## [Rendered page images]
--------

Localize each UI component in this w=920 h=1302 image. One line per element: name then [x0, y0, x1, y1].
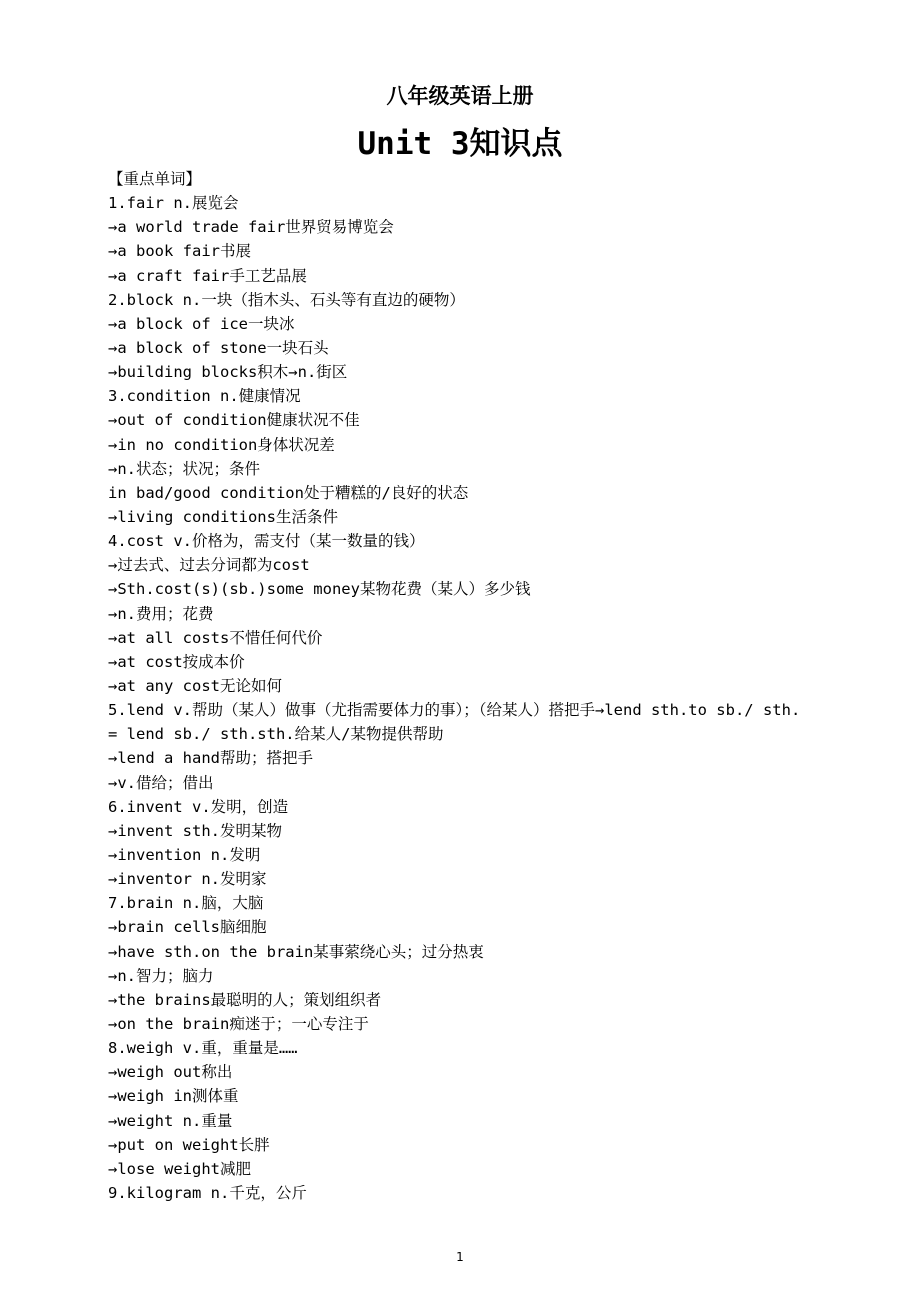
- list-item: →lose weight减肥: [108, 1159, 251, 1178]
- list-item: →Sth.cost(s)(sb.)some money某物花费（某人）多少钱: [108, 580, 531, 599]
- list-item: 3.condition n.健康情况: [108, 387, 301, 406]
- list-item: →inventor n.发明家: [108, 870, 267, 889]
- list-item: →living conditions生活条件: [108, 507, 338, 526]
- list-item: →lend a hand帮助；搭把手: [108, 749, 313, 768]
- list-item: →n.费用；花费: [108, 604, 214, 623]
- list-item: →at any cost无论如何: [108, 676, 282, 695]
- list-item: →weigh in测体重: [108, 1087, 239, 1106]
- list-item: →invention n.发明: [108, 845, 261, 864]
- list-item: 8.weigh v.重，重量是……: [108, 1039, 298, 1058]
- list-item: 9.kilogram n.千克，公斤: [108, 1183, 307, 1202]
- page-number: 1: [456, 1250, 464, 1264]
- list-item: 6.invent v.发明，创造: [108, 797, 289, 816]
- list-item: →in no condition身体状况差: [108, 435, 335, 454]
- list-item: →on the brain痴迷于；一心专注于: [108, 1014, 369, 1033]
- list-item: 4.cost v.价格为，需支付（某一数量的钱）: [108, 532, 425, 551]
- list-item: →a block of ice一块冰: [108, 314, 295, 333]
- list-item: →n.状态；状况；条件: [108, 459, 260, 478]
- list-item: 5.lend v.帮助（某人）做事（尤指需要体力的事）；（给某人）搭把手→lend sth.to sb./ sth.: [108, 701, 801, 720]
- list-item: →a craft fair手工艺品展: [108, 266, 307, 285]
- list-item: →a block of stone一块石头: [108, 338, 329, 357]
- list-item: 1.fair n.展览会: [108, 194, 239, 213]
- document-title-unit: Unit 3知识点: [357, 126, 563, 162]
- list-item: →at all costs不惜任何代价: [108, 628, 323, 647]
- list-item: →weigh out称出: [108, 1063, 233, 1082]
- list-item: →过去式、过去分词都为cost: [108, 556, 310, 575]
- document-title-grade: 八年级英语上册: [386, 84, 534, 108]
- list-item: →out of condition健康状况不佳: [108, 411, 360, 430]
- list-item: →a world trade fair世界贸易博览会: [108, 218, 394, 237]
- list-item: = lend sb./ sth.sth.给某人/某物提供帮助: [108, 725, 444, 744]
- list-item: →brain cells脑细胞: [108, 918, 267, 937]
- list-item: →n.智力；脑力: [108, 966, 214, 985]
- list-item: →at cost按成本价: [108, 652, 245, 671]
- list-item: →have sth.on the brain某事萦绕心头；过分热衷: [108, 942, 484, 961]
- list-item: →invent sth.发明某物: [108, 821, 282, 840]
- list-item: in bad/good condition处于糟糕的/良好的状态: [108, 483, 469, 502]
- list-item: →v.借给；借出: [108, 773, 214, 792]
- list-item: →weight n.重量: [108, 1111, 233, 1130]
- list-item: 7.brain n.脑，大脑: [108, 894, 264, 913]
- vocabulary-list: [70, 167, 850, 1205]
- list-item: →building blocks积木→n.街区: [108, 363, 348, 382]
- list-item: 2.block n.一块（指木头、石头等有直边的硬物）: [108, 290, 465, 309]
- section-heading: 【重点单词】: [108, 170, 202, 188]
- list-item: →the brains最聪明的人；策划组织者: [108, 990, 382, 1009]
- list-item: →a book fair书展: [108, 242, 251, 261]
- list-item: →put on weight长胖: [108, 1135, 270, 1154]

--------

## [What is required]
Filter the entries down to the lines with the word "title" in them.

## [Result of this exercise]
- document-title-unit: Unit 3知识点: [357, 126, 563, 162]
- document-title-grade: 八年级英语上册: [386, 84, 534, 108]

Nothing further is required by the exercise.